Task requirements: Each of the entries should be retyped precisely as it appears.
....
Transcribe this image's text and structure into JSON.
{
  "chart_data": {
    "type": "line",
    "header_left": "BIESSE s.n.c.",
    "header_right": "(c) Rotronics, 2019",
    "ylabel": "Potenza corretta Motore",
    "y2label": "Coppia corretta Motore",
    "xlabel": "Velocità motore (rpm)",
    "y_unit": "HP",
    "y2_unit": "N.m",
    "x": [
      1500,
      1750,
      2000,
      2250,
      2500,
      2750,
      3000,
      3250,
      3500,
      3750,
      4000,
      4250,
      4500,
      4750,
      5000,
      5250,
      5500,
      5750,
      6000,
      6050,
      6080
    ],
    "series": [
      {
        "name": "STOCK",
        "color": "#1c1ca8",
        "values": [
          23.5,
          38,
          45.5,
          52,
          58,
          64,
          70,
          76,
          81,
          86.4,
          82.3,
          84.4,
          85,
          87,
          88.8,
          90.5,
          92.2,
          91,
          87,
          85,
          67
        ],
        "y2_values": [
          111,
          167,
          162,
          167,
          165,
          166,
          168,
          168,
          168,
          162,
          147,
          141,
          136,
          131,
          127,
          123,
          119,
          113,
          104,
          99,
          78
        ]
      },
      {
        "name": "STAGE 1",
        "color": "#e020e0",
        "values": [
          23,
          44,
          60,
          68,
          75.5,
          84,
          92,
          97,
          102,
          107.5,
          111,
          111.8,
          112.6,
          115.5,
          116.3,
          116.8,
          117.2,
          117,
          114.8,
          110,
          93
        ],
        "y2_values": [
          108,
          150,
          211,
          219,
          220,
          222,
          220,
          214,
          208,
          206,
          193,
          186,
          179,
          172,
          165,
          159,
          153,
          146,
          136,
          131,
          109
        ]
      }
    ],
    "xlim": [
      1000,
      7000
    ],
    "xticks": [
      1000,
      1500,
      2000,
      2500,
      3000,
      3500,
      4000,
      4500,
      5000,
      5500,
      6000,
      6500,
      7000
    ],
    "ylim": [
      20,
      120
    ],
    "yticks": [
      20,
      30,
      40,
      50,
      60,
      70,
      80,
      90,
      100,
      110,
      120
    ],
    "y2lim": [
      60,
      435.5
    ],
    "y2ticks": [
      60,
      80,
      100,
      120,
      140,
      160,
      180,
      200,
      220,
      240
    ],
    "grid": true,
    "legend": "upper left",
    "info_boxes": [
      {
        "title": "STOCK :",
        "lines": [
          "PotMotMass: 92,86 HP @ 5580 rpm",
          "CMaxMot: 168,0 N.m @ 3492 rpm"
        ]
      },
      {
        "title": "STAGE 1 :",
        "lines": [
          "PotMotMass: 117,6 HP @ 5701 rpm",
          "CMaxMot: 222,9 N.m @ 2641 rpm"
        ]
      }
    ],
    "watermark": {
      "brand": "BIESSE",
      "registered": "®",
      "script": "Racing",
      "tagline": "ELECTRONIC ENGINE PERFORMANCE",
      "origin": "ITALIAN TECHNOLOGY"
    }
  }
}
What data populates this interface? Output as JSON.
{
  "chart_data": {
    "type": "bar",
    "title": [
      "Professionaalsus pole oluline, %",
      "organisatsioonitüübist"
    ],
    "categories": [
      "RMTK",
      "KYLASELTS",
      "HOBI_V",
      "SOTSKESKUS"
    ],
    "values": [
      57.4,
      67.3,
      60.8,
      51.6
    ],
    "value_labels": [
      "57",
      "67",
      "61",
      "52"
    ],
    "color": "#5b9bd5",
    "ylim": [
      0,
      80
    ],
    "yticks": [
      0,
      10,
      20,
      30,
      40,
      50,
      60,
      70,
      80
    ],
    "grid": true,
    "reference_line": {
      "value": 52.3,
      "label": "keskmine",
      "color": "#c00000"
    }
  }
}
....
Solution for this task:
Transcribe this image's text and structure into JSON.
{
  "chart_data": {
    "type": "line",
    "header_left": "BIESSE s.n.c.",
    "header_right": "(c) Rotronics, 2019",
    "ylabel": "Potenza corretta Motore",
    "y2label": "Coppia corretta Motore",
    "xlabel": "Velocità motore (rpm)",
    "y_unit": "HP",
    "y2_unit": "N.m",
    "x": [
      1500,
      1750,
      2000,
      2250,
      2500,
      2750,
      3000,
      3250,
      3500,
      3750,
      4000,
      4250,
      4500,
      4750,
      5000,
      5250,
      5500,
      5750,
      6000,
      6050,
      6080
    ],
    "series": [
      {
        "name": "STOCK",
        "color": "#1c1ca8",
        "values": [
          23.5,
          38,
          45.5,
          52,
          58,
          64,
          70,
          76,
          81,
          86.4,
          82.3,
          84.4,
          85,
          87,
          88.8,
          90.5,
          92.2,
          91,
          87,
          85,
          67
        ],
        "y2_values": [
          111,
          167,
          162,
          167,
          165,
          166,
          168,
          168,
          168,
          162,
          147,
          141,
          136,
          131,
          127,
          123,
          119,
          113,
          104,
          99,
          78
        ]
      },
      {
        "name": "STAGE 1",
        "color": "#e020e0",
        "values": [
          23,
          44,
          60,
          68,
          75.5,
          84,
          92,
          97,
          102,
          107.5,
          111,
          111.8,
          112.6,
          115.5,
          116.3,
          116.8,
          117.2,
          117,
          114.8,
          110,
          93
        ],
        "y2_values": [
          108,
          150,
          211,
          219,
          220,
          222,
          220,
          214,
          208,
          206,
          193,
          186,
          179,
          172,
          165,
          159,
          153,
          146,
          136,
          131,
          109
        ]
      }
    ],
    "xlim": [
      1000,
      7000
    ],
    "xticks": [
      1000,
      1500,
      2000,
      2500,
      3000,
      3500,
      4000,
      4500,
      5000,
      5500,
      6000,
      6500,
      7000
    ],
    "ylim": [
      20,
      120
    ],
    "yticks": [
      20,
      30,
      40,
      50,
      60,
      70,
      80,
      90,
      100,
      110,
      120
    ],
    "y2lim": [
      60,
      435.5
    ],
    "y2ticks": [
      60,
      80,
      100,
      120,
      140,
      160,
      180,
      200,
      220,
      240
    ],
    "grid": true,
    "legend": "upper left",
    "info_boxes": [
      {
        "title": "STOCK :",
        "lines": [
          "PotMotMass: 92,86 HP @ 5580 rpm",
          "CMaxMot: 168,0 N.m @ 3492 rpm"
        ]
      },
      {
        "title": "STAGE 1 :",
        "lines": [
          "PotMotMass: 117,6 HP @ 5701 rpm",
          "CMaxMot: 222,9 N.m @ 2641 rpm"
        ]
      }
    ],
    "watermark": {
      "brand": "BIESSE",
      "registered": "®",
      "script": "Racing",
      "tagline": "ELECTRONIC ENGINE PERFORMANCE",
      "origin": "ITALIAN TECHNOLOGY"
    }
  }
}
What data populates this interface? Output as JSON.
{
  "chart_data": {
    "type": "bar",
    "title": [
      "Professionaalsus pole oluline, %",
      "organisatsioonitüübist"
    ],
    "categories": [
      "RMTK",
      "KYLASELTS",
      "HOBI_V",
      "SOTSKESKUS"
    ],
    "values": [
      57.4,
      67.3,
      60.8,
      51.6
    ],
    "value_labels": [
      "57",
      "67",
      "61",
      "52"
    ],
    "color": "#5b9bd5",
    "ylim": [
      0,
      80
    ],
    "yticks": [
      0,
      10,
      20,
      30,
      40,
      50,
      60,
      70,
      80
    ],
    "grid": true,
    "reference_line": {
      "value": 52.3,
      "label": "keskmine",
      "color": "#c00000"
    }
  }
}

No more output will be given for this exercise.